THE TASK – Make an exact copy of the entries below.

[Records from a collection of figures]
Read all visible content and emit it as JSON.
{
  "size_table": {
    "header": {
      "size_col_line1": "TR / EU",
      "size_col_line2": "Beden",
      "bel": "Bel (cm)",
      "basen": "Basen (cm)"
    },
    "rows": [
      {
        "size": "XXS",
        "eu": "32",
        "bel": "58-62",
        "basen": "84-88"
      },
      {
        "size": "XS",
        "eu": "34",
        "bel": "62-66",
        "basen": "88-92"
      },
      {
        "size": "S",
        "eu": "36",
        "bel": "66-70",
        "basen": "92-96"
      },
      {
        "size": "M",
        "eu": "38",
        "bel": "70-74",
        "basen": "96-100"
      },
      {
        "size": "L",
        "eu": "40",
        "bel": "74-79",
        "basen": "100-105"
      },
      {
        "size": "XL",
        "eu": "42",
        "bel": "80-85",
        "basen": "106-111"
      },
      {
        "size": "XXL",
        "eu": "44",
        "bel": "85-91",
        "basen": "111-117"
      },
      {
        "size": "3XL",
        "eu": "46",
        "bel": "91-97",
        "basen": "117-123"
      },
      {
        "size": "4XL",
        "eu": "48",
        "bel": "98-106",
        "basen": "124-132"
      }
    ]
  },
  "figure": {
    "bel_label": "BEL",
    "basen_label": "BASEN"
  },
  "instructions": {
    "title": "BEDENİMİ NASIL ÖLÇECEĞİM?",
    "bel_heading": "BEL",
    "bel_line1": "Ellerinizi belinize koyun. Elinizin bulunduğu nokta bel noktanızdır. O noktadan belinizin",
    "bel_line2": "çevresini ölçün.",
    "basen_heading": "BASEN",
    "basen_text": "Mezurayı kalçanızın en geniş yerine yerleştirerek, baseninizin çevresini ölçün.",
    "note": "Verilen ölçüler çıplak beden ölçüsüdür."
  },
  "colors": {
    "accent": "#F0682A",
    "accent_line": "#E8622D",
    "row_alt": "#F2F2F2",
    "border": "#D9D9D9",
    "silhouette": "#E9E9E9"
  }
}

TASK SOLUTION –
Read all visible content and emit it as JSON.
{
  "size_table": {
    "header": {
      "size_col_line1": "TR / EU",
      "size_col_line2": "Beden",
      "bel": "Bel (cm)",
      "basen": "Basen (cm)"
    },
    "rows": [
      {
        "size": "XXS",
        "eu": "32",
        "bel": "58-62",
        "basen": "84-88"
      },
      {
        "size": "XS",
        "eu": "34",
        "bel": "62-66",
        "basen": "88-92"
      },
      {
        "size": "S",
        "eu": "36",
        "bel": "66-70",
        "basen": "92-96"
      },
      {
        "size": "M",
        "eu": "38",
        "bel": "70-74",
        "basen": "96-100"
      },
      {
        "size": "L",
        "eu": "40",
        "bel": "74-79",
        "basen": "100-105"
      },
      {
        "size": "XL",
        "eu": "42",
        "bel": "80-85",
        "basen": "106-111"
      },
      {
        "size": "XXL",
        "eu": "44",
        "bel": "85-91",
        "basen": "111-117"
      },
      {
        "size": "3XL",
        "eu": "46",
        "bel": "91-97",
        "basen": "117-123"
      },
      {
        "size": "4XL",
        "eu": "48",
        "bel": "98-106",
        "basen": "124-132"
      }
    ]
  },
  "figure": {
    "bel_label": "BEL",
    "basen_label": "BASEN"
  },
  "instructions": {
    "title": "BEDENİMİ NASIL ÖLÇECEĞİM?",
    "bel_heading": "BEL",
    "bel_line1": "Ellerinizi belinize koyun. Elinizin bulunduğu nokta bel noktanızdır. O noktadan belinizin",
    "bel_line2": "çevresini ölçün.",
    "basen_heading": "BASEN",
    "basen_text": "Mezurayı kalçanızın en geniş yerine yerleştirerek, baseninizin çevresini ölçün.",
    "note": "Verilen ölçüler çıplak beden ölçüsüdür."
  },
  "colors": {
    "accent": "#F0682A",
    "accent_line": "#E8622D",
    "row_alt": "#F2F2F2",
    "border": "#D9D9D9",
    "silhouette": "#E9E9E9"
  }
}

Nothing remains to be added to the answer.